▸ **WHAT NEEDS TO BE DONE**
Take the material below and write it all out again exactly.

▸ **INFORMATION PROVIDED**
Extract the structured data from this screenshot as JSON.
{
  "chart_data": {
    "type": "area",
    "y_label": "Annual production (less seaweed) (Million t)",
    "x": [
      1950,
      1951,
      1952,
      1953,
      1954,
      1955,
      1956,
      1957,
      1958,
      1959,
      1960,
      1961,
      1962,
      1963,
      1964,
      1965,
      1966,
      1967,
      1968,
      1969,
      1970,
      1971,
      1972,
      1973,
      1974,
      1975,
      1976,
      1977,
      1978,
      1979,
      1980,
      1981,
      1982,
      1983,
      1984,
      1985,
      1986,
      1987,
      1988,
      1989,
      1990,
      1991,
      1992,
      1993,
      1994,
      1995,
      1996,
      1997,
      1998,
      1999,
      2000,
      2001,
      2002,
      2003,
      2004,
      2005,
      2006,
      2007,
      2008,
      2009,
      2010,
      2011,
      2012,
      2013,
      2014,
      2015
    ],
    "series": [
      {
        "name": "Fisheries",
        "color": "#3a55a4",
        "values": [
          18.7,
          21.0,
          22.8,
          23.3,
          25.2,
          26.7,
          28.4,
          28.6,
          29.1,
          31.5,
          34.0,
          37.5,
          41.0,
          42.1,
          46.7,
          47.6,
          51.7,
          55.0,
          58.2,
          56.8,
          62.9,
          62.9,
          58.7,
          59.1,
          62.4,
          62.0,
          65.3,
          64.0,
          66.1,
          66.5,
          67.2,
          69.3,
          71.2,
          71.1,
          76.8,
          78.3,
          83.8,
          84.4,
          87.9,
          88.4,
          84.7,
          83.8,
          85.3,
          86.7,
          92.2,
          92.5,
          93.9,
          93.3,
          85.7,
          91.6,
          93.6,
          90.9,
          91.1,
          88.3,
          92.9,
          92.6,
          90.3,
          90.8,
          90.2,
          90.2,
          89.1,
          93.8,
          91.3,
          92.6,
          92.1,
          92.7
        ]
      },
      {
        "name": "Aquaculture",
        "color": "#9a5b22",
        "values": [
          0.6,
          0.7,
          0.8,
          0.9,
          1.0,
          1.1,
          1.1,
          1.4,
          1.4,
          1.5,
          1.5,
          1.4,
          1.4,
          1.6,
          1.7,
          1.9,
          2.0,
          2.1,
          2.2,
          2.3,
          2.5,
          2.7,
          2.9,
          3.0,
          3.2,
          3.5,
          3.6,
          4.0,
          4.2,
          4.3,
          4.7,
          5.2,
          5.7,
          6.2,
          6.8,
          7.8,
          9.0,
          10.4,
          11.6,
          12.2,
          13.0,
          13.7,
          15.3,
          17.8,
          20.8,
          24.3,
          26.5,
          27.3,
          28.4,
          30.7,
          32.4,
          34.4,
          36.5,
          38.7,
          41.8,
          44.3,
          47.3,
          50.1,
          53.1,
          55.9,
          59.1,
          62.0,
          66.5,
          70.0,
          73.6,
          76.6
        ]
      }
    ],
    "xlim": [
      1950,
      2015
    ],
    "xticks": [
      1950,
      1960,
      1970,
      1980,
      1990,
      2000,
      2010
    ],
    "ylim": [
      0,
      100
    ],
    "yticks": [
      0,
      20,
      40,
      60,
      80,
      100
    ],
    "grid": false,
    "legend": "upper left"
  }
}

▸ **SOLVED PROBLEM**
Extract the structured data from this screenshot as JSON.
{
  "chart_data": {
    "type": "area",
    "y_label": "Annual production (less seaweed) (Million t)",
    "x": [
      1950,
      1951,
      1952,
      1953,
      1954,
      1955,
      1956,
      1957,
      1958,
      1959,
      1960,
      1961,
      1962,
      1963,
      1964,
      1965,
      1966,
      1967,
      1968,
      1969,
      1970,
      1971,
      1972,
      1973,
      1974,
      1975,
      1976,
      1977,
      1978,
      1979,
      1980,
      1981,
      1982,
      1983,
      1984,
      1985,
      1986,
      1987,
      1988,
      1989,
      1990,
      1991,
      1992,
      1993,
      1994,
      1995,
      1996,
      1997,
      1998,
      1999,
      2000,
      2001,
      2002,
      2003,
      2004,
      2005,
      2006,
      2007,
      2008,
      2009,
      2010,
      2011,
      2012,
      2013,
      2014,
      2015
    ],
    "series": [
      {
        "name": "Fisheries",
        "color": "#3a55a4",
        "values": [
          18.7,
          21.0,
          22.8,
          23.3,
          25.2,
          26.7,
          28.4,
          28.6,
          29.1,
          31.5,
          34.0,
          37.5,
          41.0,
          42.1,
          46.7,
          47.6,
          51.7,
          55.0,
          58.2,
          56.8,
          62.9,
          62.9,
          58.7,
          59.1,
          62.4,
          62.0,
          65.3,
          64.0,
          66.1,
          66.5,
          67.2,
          69.3,
          71.2,
          71.1,
          76.8,
          78.3,
          83.8,
          84.4,
          87.9,
          88.4,
          84.7,
          83.8,
          85.3,
          86.7,
          92.2,
          92.5,
          93.9,
          93.3,
          85.7,
          91.6,
          93.6,
          90.9,
          91.1,
          88.3,
          92.9,
          92.6,
          90.3,
          90.8,
          90.2,
          90.2,
          89.1,
          93.8,
          91.3,
          92.6,
          92.1,
          92.7
        ]
      },
      {
        "name": "Aquaculture",
        "color": "#9a5b22",
        "values": [
          0.6,
          0.7,
          0.8,
          0.9,
          1.0,
          1.1,
          1.1,
          1.4,
          1.4,
          1.5,
          1.5,
          1.4,
          1.4,
          1.6,
          1.7,
          1.9,
          2.0,
          2.1,
          2.2,
          2.3,
          2.5,
          2.7,
          2.9,
          3.0,
          3.2,
          3.5,
          3.6,
          4.0,
          4.2,
          4.3,
          4.7,
          5.2,
          5.7,
          6.2,
          6.8,
          7.8,
          9.0,
          10.4,
          11.6,
          12.2,
          13.0,
          13.7,
          15.3,
          17.8,
          20.8,
          24.3,
          26.5,
          27.3,
          28.4,
          30.7,
          32.4,
          34.4,
          36.5,
          38.7,
          41.8,
          44.3,
          47.3,
          50.1,
          53.1,
          55.9,
          59.1,
          62.0,
          66.5,
          70.0,
          73.6,
          76.6
        ]
      }
    ],
    "xlim": [
      1950,
      2015
    ],
    "xticks": [
      1950,
      1960,
      1970,
      1980,
      1990,
      2000,
      2010
    ],
    "ylim": [
      0,
      100
    ],
    "yticks": [
      0,
      20,
      40,
      60,
      80,
      100
    ],
    "grid": false,
    "legend": "upper left"
  }
}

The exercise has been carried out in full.